(Stored data entries)
----------------------------------------

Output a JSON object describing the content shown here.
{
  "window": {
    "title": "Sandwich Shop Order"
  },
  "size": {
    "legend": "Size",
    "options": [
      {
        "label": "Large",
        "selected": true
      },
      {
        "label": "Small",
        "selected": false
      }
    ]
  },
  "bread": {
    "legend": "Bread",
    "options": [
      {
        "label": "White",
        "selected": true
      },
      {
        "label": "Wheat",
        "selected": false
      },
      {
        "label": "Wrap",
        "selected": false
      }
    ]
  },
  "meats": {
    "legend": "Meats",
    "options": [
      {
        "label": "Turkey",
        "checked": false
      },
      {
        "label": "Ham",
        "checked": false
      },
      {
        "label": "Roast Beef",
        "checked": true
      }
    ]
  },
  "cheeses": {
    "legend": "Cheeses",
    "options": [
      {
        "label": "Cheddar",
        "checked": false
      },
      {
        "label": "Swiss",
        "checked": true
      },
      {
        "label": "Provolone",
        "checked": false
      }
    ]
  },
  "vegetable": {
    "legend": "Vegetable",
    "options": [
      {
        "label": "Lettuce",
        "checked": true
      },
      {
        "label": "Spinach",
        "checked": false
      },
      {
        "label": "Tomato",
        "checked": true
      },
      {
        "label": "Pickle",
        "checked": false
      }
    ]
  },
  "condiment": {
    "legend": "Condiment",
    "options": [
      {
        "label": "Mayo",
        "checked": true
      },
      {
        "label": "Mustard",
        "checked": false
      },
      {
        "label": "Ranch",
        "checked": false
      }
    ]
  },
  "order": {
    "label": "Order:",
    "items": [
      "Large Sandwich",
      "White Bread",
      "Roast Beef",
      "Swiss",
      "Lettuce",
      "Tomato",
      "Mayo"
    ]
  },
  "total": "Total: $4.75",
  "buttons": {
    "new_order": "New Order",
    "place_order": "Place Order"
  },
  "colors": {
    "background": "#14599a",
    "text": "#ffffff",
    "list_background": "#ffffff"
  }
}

----------------------------------------

Print back all the lines verbatim.

Output a JSON object describing the content shown here.
{
  "window": {
    "title": "Sandwich Shop Order"
  },
  "size": {
    "legend": "Size",
    "options": [
      {
        "label": "Large",
        "selected": true
      },
      {
        "label": "Small",
        "selected": false
      }
    ]
  },
  "bread": {
    "legend": "Bread",
    "options": [
      {
        "label": "White",
        "selected": true
      },
      {
        "label": "Wheat",
        "selected": false
      },
      {
        "label": "Wrap",
        "selected": false
      }
    ]
  },
  "meats": {
    "legend": "Meats",
    "options": [
      {
        "label": "Turkey",
        "checked": false
      },
      {
        "label": "Ham",
        "checked": false
      },
      {
        "label": "Roast Beef",
        "checked": true
      }
    ]
  },
  "cheeses": {
    "legend": "Cheeses",
    "options": [
      {
        "label": "Cheddar",
        "checked": false
      },
      {
        "label": "Swiss",
        "checked": true
      },
      {
        "label": "Provolone",
        "checked": false
      }
    ]
  },
  "vegetable": {
    "legend": "Vegetable",
    "options": [
      {
        "label": "Lettuce",
        "checked": true
      },
      {
        "label": "Spinach",
        "checked": false
      },
      {
        "label": "Tomato",
        "checked": true
      },
      {
        "label": "Pickle",
        "checked": false
      }
    ]
  },
  "condiment": {
    "legend": "Condiment",
    "options": [
      {
        "label": "Mayo",
        "checked": true
      },
      {
        "label": "Mustard",
        "checked": false
      },
      {
        "label": "Ranch",
        "checked": false
      }
    ]
  },
  "order": {
    "label": "Order:",
    "items": [
      "Large Sandwich",
      "White Bread",
      "Roast Beef",
      "Swiss",
      "Lettuce",
      "Tomato",
      "Mayo"
    ]
  },
  "total": "Total: $4.75",
  "buttons": {
    "new_order": "New Order",
    "place_order": "Place Order"
  },
  "colors": {
    "background": "#14599a",
    "text": "#ffffff",
    "list_background": "#ffffff"
  }
}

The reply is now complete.